[Stored dataset items]
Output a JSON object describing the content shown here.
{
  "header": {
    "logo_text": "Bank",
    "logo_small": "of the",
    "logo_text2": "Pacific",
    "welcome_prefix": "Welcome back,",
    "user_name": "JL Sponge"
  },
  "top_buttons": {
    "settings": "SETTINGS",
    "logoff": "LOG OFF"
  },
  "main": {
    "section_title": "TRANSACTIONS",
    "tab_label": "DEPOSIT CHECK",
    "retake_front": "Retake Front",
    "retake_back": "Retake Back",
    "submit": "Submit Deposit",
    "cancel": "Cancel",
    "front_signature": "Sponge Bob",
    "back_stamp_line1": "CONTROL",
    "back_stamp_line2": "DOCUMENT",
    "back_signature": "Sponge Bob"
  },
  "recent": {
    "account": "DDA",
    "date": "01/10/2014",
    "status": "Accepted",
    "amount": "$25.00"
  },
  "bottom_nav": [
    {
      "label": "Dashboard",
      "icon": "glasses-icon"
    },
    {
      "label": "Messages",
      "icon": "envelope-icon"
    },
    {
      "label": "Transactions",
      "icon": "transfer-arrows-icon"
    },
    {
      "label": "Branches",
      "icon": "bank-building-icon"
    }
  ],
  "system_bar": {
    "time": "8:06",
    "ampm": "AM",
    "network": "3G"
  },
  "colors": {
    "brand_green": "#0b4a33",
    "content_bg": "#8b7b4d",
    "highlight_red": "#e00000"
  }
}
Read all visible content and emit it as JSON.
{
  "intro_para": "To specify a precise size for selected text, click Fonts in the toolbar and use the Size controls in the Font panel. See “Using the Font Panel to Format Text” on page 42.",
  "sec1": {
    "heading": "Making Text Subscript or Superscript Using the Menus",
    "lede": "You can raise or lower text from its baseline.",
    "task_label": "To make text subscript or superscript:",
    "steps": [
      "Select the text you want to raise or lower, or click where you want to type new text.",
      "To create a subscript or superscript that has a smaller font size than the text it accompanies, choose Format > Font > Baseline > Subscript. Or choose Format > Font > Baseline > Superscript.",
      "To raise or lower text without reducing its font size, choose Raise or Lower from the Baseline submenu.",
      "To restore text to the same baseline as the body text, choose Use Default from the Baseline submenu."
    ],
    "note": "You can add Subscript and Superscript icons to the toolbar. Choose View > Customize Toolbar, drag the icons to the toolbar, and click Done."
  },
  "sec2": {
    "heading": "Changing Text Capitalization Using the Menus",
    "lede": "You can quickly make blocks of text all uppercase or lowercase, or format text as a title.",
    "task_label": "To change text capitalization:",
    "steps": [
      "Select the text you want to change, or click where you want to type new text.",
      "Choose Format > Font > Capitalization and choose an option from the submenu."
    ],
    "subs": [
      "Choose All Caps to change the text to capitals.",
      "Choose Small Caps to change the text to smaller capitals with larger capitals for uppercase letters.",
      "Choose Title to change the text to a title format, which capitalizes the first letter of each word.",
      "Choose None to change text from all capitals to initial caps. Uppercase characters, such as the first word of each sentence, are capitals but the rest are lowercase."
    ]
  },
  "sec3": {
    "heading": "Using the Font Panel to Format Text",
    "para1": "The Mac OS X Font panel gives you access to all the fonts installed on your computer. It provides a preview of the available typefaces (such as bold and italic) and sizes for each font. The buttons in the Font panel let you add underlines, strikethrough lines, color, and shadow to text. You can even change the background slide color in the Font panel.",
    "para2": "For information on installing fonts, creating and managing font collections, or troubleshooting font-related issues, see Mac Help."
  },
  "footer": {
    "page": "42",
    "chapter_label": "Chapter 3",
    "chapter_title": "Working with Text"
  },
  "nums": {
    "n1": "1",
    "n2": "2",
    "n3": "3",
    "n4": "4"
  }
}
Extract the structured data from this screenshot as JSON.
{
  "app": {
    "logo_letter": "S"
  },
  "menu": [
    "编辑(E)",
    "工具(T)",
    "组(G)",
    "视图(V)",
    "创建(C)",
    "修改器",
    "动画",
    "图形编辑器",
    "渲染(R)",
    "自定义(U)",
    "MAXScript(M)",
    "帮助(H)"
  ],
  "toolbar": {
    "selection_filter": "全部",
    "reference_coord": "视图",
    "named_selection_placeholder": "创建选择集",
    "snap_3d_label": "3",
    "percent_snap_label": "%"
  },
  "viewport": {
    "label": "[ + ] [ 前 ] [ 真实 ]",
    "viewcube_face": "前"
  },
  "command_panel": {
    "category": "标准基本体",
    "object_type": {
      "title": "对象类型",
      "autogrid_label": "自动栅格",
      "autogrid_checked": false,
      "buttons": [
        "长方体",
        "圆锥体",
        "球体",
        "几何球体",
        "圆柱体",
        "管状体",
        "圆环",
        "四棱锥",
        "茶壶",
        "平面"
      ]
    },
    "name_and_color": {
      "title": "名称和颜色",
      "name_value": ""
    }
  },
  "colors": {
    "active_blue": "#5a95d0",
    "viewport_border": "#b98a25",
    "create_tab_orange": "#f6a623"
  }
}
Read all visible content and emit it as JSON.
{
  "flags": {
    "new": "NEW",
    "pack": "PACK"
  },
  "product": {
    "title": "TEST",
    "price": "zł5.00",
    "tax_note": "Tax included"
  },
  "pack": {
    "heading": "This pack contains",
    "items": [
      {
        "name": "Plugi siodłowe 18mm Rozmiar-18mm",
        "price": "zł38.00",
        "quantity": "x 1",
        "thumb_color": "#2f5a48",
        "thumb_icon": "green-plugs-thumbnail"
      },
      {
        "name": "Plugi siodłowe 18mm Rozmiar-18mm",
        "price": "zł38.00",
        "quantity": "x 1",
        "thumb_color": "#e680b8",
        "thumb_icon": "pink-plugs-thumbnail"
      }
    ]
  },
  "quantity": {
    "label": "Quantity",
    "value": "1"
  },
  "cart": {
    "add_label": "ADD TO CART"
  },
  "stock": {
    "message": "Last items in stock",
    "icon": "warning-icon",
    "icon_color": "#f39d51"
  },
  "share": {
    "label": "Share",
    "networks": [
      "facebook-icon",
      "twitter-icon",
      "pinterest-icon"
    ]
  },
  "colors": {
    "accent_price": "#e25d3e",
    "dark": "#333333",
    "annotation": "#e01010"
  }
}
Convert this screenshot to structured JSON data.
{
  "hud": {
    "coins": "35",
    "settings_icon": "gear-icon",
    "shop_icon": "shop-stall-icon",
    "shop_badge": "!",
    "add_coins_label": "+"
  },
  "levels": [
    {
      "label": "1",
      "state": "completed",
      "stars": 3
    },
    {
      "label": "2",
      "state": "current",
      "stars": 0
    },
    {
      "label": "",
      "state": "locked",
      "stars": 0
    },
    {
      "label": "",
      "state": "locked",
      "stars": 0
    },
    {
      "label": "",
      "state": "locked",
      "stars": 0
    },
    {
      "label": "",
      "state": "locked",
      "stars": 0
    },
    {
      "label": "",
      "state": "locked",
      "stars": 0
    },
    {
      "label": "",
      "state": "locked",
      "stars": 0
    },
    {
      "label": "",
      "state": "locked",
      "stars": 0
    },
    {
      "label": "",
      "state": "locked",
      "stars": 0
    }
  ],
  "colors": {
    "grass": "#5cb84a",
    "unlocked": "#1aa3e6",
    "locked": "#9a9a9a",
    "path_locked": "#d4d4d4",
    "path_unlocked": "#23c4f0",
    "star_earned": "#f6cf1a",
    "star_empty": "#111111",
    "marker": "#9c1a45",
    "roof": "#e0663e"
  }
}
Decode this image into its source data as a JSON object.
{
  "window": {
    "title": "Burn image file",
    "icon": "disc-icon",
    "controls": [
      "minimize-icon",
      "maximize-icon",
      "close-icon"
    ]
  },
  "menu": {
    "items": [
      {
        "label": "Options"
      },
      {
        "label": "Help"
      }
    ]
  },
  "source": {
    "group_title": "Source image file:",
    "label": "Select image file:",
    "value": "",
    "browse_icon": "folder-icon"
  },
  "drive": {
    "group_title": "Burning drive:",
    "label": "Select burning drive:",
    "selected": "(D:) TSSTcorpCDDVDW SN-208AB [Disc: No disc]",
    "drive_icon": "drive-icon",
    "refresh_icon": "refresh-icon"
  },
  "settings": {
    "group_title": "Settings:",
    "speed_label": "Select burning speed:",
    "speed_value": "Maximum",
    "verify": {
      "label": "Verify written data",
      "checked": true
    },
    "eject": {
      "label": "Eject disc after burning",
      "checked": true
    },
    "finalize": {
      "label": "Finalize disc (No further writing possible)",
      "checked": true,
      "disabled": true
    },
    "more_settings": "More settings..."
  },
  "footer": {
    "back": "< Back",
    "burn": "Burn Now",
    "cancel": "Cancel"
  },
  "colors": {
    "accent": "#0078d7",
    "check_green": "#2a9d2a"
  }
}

**OBJECTIVE**: Using the data above, say how many lines include "Retake". No other reply is needed.

**EXERCISE ANSWER**: 2